“Desde el valor del dólar, pasando por una serie incalculable de subsidios, o la más que atrasada actualización en los costos de los servicios. Todo parece haber entrado en una abrupta y forzada etapa de sinceramiento”, expresó la periodista, Susana Merlo, en su sitio web, Campo 2.0.
En lo que se muestra sorprendida Merlo es que, “las provincias, sospechando que las restricciones van a alcanzar también a varias de las partidas que les envía el Gobierno nacional, comienzan a tratar de adelantarse en la “captura” de recursos”.
“Después de todo, es bien sabido que a la hora de los cumplimientos fiscales la prioridad es para la Nación, luego vienen los impuestos provinciales y, mucho más lejos, las tasas municipales”, remata la periodista.
Las reacciones a la medida implementada por el Gobierno no se harán esperar. “Así, como Túpac Amaru traicionado por distintas fuerzas (que terminaron destrozándolo), los contribuyentes locales están ahora en la óptica de la Nación, de algunas provincias como Santa Fe, Córdoba o Buenos Aire, no pasará demasiado hasta que los municipios, también rezagados a la hora del reparto nacional (como aquella “coparticipación” por el último incremento en las retenciones a la soja, ¿recuerdan?), se sumen también a la carrera fiscal”, disparó Merlo.
Desde hace semanas el Gobierno se dio a la tarea de restringir al máximo las importaciones, a la vez que pretende que las multinacionales no giren dividendos y liquiden divisas localmente. “Controla (con lo que puede) la venta de dólares mientras tapa el sol con las manos”, asevera el artículo.
Ante el claro escenario de mayores gastos, menores ingresos, el interrogante de la periodista es ¿Qué hacer?, a lo que responde con ironía: “¡Aumentar los gravámenes! Así, aunque sean menos los que pagan (ya que a mayor presión, mayor evasión), los contribuyentes regulares ayudarán a tapar, aunque sea parcialmente, el bache”
De acuerdo al artículo, Buenos Aires es la provincia más grande y, “por lejos, la más endeudada de todas, al punto que se estima en $ 1.900 millones el incremento impositivo que se intenta vía inmobiliario, ingresos brutos y automotores”.

Entradas de datos recopiladas:
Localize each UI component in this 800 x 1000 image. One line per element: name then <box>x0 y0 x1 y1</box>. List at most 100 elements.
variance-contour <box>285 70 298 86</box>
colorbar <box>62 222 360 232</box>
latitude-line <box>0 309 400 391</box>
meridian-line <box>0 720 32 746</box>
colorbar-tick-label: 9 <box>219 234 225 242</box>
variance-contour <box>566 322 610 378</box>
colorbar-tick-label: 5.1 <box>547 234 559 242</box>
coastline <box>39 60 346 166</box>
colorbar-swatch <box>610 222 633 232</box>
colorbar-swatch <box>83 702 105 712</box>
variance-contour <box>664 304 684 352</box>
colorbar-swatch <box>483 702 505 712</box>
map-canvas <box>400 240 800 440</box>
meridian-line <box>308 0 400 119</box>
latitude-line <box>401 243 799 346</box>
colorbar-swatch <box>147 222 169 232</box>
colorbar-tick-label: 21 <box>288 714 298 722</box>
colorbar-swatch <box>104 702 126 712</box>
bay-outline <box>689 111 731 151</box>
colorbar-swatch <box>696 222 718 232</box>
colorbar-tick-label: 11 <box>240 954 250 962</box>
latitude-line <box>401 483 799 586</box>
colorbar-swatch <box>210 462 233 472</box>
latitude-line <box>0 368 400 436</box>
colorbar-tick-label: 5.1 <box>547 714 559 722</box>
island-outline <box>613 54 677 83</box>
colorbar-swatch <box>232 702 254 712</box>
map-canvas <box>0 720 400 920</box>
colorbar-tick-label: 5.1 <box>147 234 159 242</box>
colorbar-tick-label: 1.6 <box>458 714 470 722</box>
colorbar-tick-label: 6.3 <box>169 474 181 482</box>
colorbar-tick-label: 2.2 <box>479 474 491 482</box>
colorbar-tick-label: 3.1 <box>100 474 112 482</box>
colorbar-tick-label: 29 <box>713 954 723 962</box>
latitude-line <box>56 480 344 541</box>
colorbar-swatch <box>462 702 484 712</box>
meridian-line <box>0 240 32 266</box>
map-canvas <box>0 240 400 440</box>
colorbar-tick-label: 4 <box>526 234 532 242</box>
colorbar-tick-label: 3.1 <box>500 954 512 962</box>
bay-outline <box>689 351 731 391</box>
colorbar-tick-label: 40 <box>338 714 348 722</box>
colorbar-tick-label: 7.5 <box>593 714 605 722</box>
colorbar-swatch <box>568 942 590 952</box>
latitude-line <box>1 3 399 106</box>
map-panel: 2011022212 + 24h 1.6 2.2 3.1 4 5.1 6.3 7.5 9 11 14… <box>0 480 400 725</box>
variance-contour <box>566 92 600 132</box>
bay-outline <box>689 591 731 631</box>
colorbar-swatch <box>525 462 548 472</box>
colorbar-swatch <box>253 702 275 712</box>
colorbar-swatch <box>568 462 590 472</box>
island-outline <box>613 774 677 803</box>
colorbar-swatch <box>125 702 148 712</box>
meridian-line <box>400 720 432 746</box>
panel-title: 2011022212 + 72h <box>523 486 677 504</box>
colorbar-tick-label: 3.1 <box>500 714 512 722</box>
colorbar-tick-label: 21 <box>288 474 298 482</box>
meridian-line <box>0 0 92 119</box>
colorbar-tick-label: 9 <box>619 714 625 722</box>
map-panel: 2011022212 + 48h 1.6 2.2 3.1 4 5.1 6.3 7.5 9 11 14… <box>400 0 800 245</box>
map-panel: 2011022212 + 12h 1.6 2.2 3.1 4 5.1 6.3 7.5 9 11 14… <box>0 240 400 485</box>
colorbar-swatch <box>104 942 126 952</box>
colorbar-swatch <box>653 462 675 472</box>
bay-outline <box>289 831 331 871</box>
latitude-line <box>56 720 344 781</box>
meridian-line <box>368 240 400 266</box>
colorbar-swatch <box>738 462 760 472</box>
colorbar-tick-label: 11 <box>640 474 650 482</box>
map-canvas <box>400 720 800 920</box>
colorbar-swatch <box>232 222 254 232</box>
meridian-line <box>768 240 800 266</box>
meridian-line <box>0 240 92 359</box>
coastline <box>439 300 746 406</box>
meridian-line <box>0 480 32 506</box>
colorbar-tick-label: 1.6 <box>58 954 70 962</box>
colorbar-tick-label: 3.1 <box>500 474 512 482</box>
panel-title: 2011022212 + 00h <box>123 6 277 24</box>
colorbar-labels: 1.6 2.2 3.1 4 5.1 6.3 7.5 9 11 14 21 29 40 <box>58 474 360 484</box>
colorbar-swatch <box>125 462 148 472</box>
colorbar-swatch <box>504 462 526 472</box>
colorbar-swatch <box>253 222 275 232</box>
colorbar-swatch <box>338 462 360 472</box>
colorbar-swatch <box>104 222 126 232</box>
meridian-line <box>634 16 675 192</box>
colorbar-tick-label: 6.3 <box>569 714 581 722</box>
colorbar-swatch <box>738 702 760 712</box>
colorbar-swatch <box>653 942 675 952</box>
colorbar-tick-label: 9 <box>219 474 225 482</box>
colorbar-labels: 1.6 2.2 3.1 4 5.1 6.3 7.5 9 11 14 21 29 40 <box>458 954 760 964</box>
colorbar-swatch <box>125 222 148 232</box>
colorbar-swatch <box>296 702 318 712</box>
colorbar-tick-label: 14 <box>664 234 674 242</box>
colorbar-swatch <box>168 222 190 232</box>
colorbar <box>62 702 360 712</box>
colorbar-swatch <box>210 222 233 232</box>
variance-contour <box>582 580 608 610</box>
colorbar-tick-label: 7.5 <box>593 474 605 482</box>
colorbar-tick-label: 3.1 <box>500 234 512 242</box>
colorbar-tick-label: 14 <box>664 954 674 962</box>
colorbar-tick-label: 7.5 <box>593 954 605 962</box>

SEGÚN EL FRAGMENTO:
1) Responde estas preguntas con datos del fragmento sobre la presión fiscal:
(a) ¿En qué sitio web publicó Susana Merlo su análisis?
(b) Según la periodista, ¿a quién se da prioridad a la hora de los cumplimientos fiscales?
(c) ¿En cuánto se estima el incremento impositivo que se intenta en Buenos Aires?
2) Escribe la continuación del fragmento sobre la presión fiscal a partir de su última oración.

RESPUESTAS NUMERADAS:
1)
(a) En Campo 2.0.
(b) A la Nación.
(c) En $ 1.900 millones.

2)
Merlo no dejó fuera de su análisis al campo, el cual, según su apreciación, “está gravado adicionalmente con fuertes retenciones (aunque los productos se destinen al consumo en el mercado interno)” y por eso “el panorama se ensombrece aún más por la caída relativa que vienen registrando los precios internacionales de los granos, a los que se agrega el aumento de las tarifas, la suba del dólar (por ende, de muchos insumos estratégicos), etc”.
En medio de la cosecha triguera, ya varias entidades y cientos de productores se movilizan y realizan asambleas ante el panorama de quebranto de precios que sufrirían si convalidaran los valores actuales. En el mismo sentido, la periodista cree que “ocurrirá lo mismo con los granos gruesos (soja, maíz, girasol), independientemente de las alternativas climáticas a partir de aquí”.
“Así, la actual cosecha 11/12, que aún se preveía similar a la previa, en alrededor de 96/98 millones de toneladas, puede llegar a dejar un tendal por el camino ante la suba de costos, la caída de la renta por la baja en las cotizaciones y la mayor presión impositiva que los distintos niveles de Gobierno están instrumentando”, remata Merlo.
Y concluye: “y como cada cual parece atender solo a su necesidad, nadie parece darse cuenta que el sujeto imponible, y sobre el cual recae todo el peso fiscal, es siempre el mismo y sólo uno: “el contribuyente”, que ahora, en más de un caso, deberá optar entre afrontar las crecientes obligaciones impositivas o intentar mantener su actividad productiva. Un dilema difícil de dilucidar. Y esto recién empieza”.